— start —

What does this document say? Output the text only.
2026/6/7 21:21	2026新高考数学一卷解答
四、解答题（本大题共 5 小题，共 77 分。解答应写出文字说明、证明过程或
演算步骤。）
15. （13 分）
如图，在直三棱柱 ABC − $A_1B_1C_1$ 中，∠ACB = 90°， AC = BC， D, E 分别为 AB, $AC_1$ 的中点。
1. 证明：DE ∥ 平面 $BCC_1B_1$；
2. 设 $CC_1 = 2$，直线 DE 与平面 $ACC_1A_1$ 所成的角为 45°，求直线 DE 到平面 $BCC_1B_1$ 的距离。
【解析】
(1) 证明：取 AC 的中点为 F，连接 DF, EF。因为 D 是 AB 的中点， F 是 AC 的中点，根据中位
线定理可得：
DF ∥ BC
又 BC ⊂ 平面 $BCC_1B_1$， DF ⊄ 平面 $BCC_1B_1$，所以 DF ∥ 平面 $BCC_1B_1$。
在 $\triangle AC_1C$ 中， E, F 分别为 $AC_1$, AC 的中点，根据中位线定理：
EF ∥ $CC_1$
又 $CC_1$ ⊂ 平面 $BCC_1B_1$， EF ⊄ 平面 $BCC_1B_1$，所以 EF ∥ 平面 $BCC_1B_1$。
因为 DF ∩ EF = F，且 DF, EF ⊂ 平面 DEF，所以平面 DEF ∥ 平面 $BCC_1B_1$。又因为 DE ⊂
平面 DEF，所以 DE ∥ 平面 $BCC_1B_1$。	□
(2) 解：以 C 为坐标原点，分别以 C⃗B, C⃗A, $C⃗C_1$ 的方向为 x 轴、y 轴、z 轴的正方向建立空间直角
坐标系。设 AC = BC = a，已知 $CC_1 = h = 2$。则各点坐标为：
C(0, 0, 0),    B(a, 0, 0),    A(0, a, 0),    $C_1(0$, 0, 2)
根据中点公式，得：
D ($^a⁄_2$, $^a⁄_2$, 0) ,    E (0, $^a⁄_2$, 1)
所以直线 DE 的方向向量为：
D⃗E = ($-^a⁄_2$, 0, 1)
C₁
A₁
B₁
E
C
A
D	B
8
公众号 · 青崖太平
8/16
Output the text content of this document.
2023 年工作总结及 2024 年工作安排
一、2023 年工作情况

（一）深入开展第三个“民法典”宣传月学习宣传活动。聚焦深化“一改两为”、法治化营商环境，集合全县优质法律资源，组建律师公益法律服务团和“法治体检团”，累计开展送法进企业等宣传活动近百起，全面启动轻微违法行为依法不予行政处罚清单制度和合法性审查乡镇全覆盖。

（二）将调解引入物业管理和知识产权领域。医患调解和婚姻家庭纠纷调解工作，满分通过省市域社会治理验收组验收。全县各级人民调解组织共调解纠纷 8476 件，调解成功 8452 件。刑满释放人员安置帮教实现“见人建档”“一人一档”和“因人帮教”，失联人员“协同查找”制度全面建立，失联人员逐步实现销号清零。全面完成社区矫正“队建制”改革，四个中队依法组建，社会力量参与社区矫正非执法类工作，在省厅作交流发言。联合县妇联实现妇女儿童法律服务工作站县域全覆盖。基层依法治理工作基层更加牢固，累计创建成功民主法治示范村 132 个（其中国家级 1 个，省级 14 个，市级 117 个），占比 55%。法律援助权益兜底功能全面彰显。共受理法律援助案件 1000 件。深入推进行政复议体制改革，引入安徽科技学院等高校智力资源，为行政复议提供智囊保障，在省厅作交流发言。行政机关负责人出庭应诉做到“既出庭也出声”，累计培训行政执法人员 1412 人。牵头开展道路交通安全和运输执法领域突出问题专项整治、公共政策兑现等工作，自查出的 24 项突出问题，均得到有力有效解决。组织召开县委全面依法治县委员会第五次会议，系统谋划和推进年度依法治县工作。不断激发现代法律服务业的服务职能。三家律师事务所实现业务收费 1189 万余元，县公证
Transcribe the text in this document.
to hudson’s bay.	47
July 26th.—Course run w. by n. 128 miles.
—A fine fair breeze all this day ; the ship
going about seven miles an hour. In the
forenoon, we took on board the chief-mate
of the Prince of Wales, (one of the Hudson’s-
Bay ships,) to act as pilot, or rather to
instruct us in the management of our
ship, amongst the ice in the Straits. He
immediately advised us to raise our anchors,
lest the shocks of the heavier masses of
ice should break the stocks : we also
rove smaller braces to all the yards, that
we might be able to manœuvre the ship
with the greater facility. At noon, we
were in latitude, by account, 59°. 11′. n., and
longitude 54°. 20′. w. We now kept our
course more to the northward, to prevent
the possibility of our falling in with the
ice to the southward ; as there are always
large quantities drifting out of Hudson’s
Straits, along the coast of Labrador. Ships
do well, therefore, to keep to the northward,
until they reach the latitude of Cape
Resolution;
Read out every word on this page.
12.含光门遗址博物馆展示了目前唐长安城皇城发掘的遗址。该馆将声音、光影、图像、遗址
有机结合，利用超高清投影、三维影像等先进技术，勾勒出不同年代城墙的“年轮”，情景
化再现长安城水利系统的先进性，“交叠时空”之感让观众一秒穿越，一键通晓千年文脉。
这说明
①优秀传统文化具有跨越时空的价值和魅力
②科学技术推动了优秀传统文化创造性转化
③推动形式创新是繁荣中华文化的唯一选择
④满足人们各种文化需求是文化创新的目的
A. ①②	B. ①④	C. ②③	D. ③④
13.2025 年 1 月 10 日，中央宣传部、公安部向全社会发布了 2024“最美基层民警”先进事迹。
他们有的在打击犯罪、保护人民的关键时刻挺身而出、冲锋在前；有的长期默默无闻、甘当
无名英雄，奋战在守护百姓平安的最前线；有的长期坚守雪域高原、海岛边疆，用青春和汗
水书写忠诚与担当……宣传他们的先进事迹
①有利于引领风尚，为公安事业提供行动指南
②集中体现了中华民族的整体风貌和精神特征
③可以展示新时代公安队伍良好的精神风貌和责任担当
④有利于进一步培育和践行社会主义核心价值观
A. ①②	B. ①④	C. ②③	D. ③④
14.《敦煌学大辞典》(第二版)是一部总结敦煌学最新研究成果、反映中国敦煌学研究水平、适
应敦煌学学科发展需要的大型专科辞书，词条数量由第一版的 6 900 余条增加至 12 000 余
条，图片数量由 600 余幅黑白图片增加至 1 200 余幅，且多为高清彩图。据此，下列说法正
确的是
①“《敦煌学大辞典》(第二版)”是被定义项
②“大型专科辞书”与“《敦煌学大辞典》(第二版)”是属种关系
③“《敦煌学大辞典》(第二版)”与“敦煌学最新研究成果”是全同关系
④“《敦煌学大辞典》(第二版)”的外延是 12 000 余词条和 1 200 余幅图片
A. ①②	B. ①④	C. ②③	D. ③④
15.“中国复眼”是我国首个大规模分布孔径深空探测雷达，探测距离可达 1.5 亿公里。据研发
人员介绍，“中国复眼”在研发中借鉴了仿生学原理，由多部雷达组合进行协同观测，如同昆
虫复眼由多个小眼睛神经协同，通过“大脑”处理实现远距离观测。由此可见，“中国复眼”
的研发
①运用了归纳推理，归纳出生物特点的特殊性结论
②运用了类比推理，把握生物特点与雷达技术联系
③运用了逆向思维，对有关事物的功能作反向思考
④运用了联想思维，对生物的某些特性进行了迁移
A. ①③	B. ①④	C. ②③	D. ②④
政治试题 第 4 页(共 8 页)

— end —

- [WHAT YOU WILL DO]
Write out exactly the lines from the line holding "Transcribe the text in this document." through the last line of the data, and nothing besides those lines.

- [SOLVED EXERCISE]
Transcribe the text in this document.
to hudson’s bay.	47
July 26th.—Course run w. by n. 128 miles.
—A fine fair breeze all this day ; the ship
going about seven miles an hour. In the
forenoon, we took on board the chief-mate
of the Prince of Wales, (one of the Hudson’s-
Bay ships,) to act as pilot, or rather to
instruct us in the management of our
ship, amongst the ice in the Straits. He
immediately advised us to raise our anchors,
lest the shocks of the heavier masses of
ice should break the stocks : we also
rove smaller braces to all the yards, that
we might be able to manœuvre the ship
with the greater facility. At noon, we
were in latitude, by account, 59°. 11′. n., and
longitude 54°. 20′. w. We now kept our
course more to the northward, to prevent
the possibility of our falling in with the
ice to the southward ; as there are always
large quantities drifting out of Hudson’s
Straits, along the coast of Labrador. Ships
do well, therefore, to keep to the northward,
until they reach the latitude of Cape
Resolution;
Read out every word on this page.
12.含光门遗址博物馆展示了目前唐长安城皇城发掘的遗址。该馆将声音、光影、图像、遗址
有机结合，利用超高清投影、三维影像等先进技术，勾勒出不同年代城墙的“年轮”，情景
化再现长安城水利系统的先进性，“交叠时空”之感让观众一秒穿越，一键通晓千年文脉。
这说明
①优秀传统文化具有跨越时空的价值和魅力
②科学技术推动了优秀传统文化创造性转化
③推动形式创新是繁荣中华文化的唯一选择
④满足人们各种文化需求是文化创新的目的
A. ①②	B. ①④	C. ②③	D. ③④
13.2025 年 1 月 10 日，中央宣传部、公安部向全社会发布了 2024“最美基层民警”先进事迹。
他们有的在打击犯罪、保护人民的关键时刻挺身而出、冲锋在前；有的长期默默无闻、甘当
无名英雄，奋战在守护百姓平安的最前线；有的长期坚守雪域高原、海岛边疆，用青春和汗
水书写忠诚与担当……宣传他们的先进事迹
①有利于引领风尚，为公安事业提供行动指南
②集中体现了中华民族的整体风貌和精神特征
③可以展示新时代公安队伍良好的精神风貌和责任担当
④有利于进一步培育和践行社会主义核心价值观
A. ①②	B. ①④	C. ②③	D. ③④
14.《敦煌学大辞典》(第二版)是一部总结敦煌学最新研究成果、反映中国敦煌学研究水平、适
应敦煌学学科发展需要的大型专科辞书，词条数量由第一版的 6 900 余条增加至 12 000 余
条，图片数量由 600 余幅黑白图片增加至 1 200 余幅，且多为高清彩图。据此，下列说法正
确的是
①“《敦煌学大辞典》(第二版)”是被定义项
②“大型专科辞书”与“《敦煌学大辞典》(第二版)”是属种关系
③“《敦煌学大辞典》(第二版)”与“敦煌学最新研究成果”是全同关系
④“《敦煌学大辞典》(第二版)”的外延是 12 000 余词条和 1 200 余幅图片
A. ①②	B. ①④	C. ②③	D. ③④
15.“中国复眼”是我国首个大规模分布孔径深空探测雷达，探测距离可达 1.5 亿公里。据研发
人员介绍，“中国复眼”在研发中借鉴了仿生学原理，由多部雷达组合进行协同观测，如同昆
虫复眼由多个小眼睛神经协同，通过“大脑”处理实现远距离观测。由此可见，“中国复眼”
的研发
①运用了归纳推理，归纳出生物特点的特殊性结论
②运用了类比推理，把握生物特点与雷达技术联系
③运用了逆向思维，对有关事物的功能作反向思考
④运用了联想思维，对生物的某些特性进行了迁移
A. ①③	B. ①④	C. ②③	D. ②④
政治试题 第 4 页(共 8 页)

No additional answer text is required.